**PROBLEM DETAILS:**
In the data that follows, count every line holding the string "graphic" and give the count alone.

**RAW DATA:**
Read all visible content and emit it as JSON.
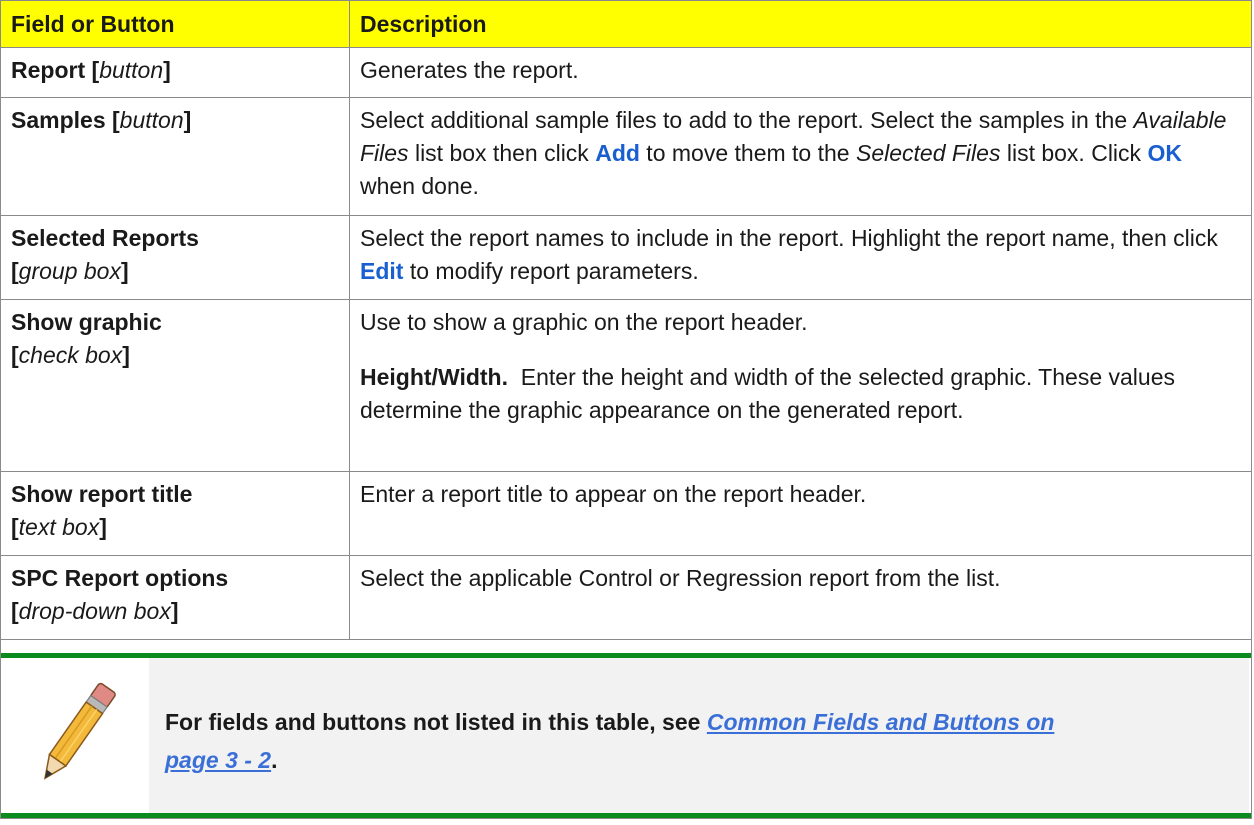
{
  "table": {
    "headers": [
      "Field or Button",
      "Description"
    ],
    "rows": [
      {
        "name": "Report",
        "type": "button",
        "desc": [
          "Generates the report."
        ]
      },
      {
        "name": "Samples",
        "type": "button",
        "desc": [
          "Select additional sample files to add to the report. Select the samples in the ",
          "Available Files",
          " list box then click ",
          "Add",
          " to move them to the ",
          "Selected Files",
          " list box. Click ",
          "OK",
          " when done."
        ]
      },
      {
        "name": "Selected Reports",
        "type": "group box",
        "desc": [
          "Select the report names to include in the report. Highlight the report name, then click ",
          "Edit",
          " to modify report parameters."
        ]
      },
      {
        "name": "Show graphic",
        "type": "check box",
        "desc": [
          "Use to show a graphic on the report header."
        ],
        "sub_label": "Height/Width.",
        "sub_desc": "Enter the height and width of the selected graphic. These values determine the graphic appearance on the generated report."
      },
      {
        "name": "Show report title",
        "type": "text box",
        "desc": [
          "Enter a report title to appear on the report header."
        ]
      },
      {
        "name": "SPC Report options",
        "type": "drop-down box",
        "desc": [
          "Select the applicable Control or Regression report from the list."
        ]
      }
    ]
  },
  "note": {
    "icon": "pencil-icon",
    "text": "For fields and buttons not listed in this table, see ",
    "link": "Common Fields and Buttons on page 3 - 2",
    "end": "."
  },
  "colors": {
    "header_bg": "#ffff00",
    "button_ref": "#1a5fd0",
    "note_bar": "#0b8a1e",
    "note_bg": "#f2f2f2",
    "link": "#3a6fd8"
  }
}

**CORRECT ANSWER:**
3